**Your goal:** Return every line of the records below verbatim, with no pictures in the copy.

(Collected data entries)
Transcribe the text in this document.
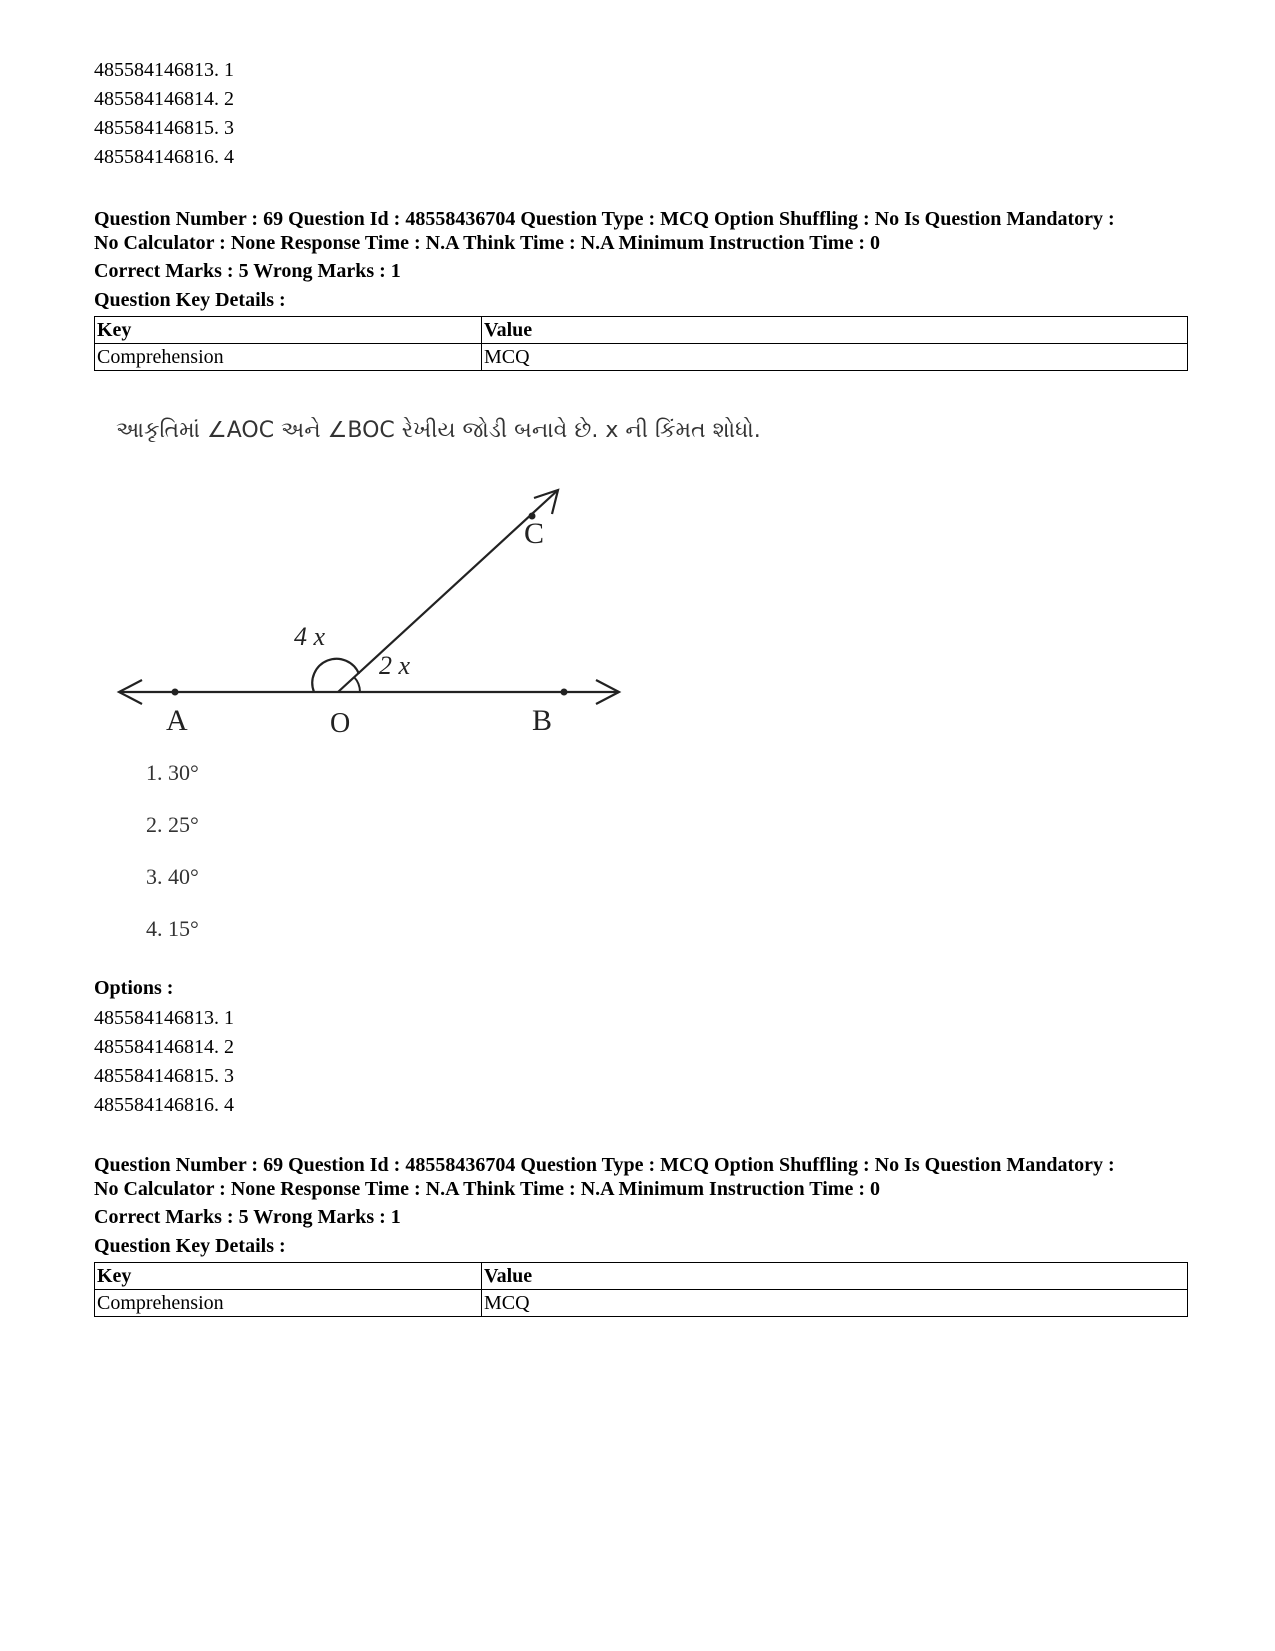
485584146813. 1
485584146814. 2
485584146815. 3
485584146816. 4
Question Number : 69 Question Id : 48558436704 Question Type : MCQ Option Shuffling : No Is Question Mandatory :
No Calculator : None Response Time : N.A Think Time : N.A Minimum Instruction Time : 0
Correct Marks : 5 Wrong Marks : 1
Question Key Details :
Key	Value
Comprehension	MCQ
આકૃતિમાં ∠AOC અને ∠BOC રેખીય જોડી બનાવે છે. x ની કિંમત શોધો.
A	O	B
C
4 x
2 x
1. 30°
2. 25°
3. 40°
4. 15°
Options :
485584146813. 1
485584146814. 2
485584146815. 3
485584146816. 4
Question Number : 69 Question Id : 48558436704 Question Type : MCQ Option Shuffling : No Is Question Mandatory :
No Calculator : None Response Time : N.A Think Time : N.A Minimum Instruction Time : 0
Correct Marks : 5 Wrong Marks : 1
Question Key Details :
Key	Value
Comprehension	MCQ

**Solution:**
Transcribe the text in this document.
485584146813. 1
485584146814. 2
485584146815. 3
485584146816. 4
Question Number : 69 Question Id : 48558436704 Question Type : MCQ Option Shuffling : No Is Question Mandatory :
No Calculator : None Response Time : N.A Think Time : N.A Minimum Instruction Time : 0
Correct Marks : 5 Wrong Marks : 1
Question Key Details :
Key	Value
Comprehension	MCQ
આકૃતિમાં ∠AOC અને ∠BOC રેખીય જોડી બનાવે છે. x ની કિંમત શોધો.
A	O	B
C
4 x
2 x
1. 30°
2. 25°
3. 40°
4. 15°
Options :
485584146813. 1
485584146814. 2
485584146815. 3
485584146816. 4
Question Number : 69 Question Id : 48558436704 Question Type : MCQ Option Shuffling : No Is Question Mandatory :
No Calculator : None Response Time : N.A Think Time : N.A Minimum Instruction Time : 0
Correct Marks : 5 Wrong Marks : 1
Question Key Details :
Key	Value
Comprehension	MCQ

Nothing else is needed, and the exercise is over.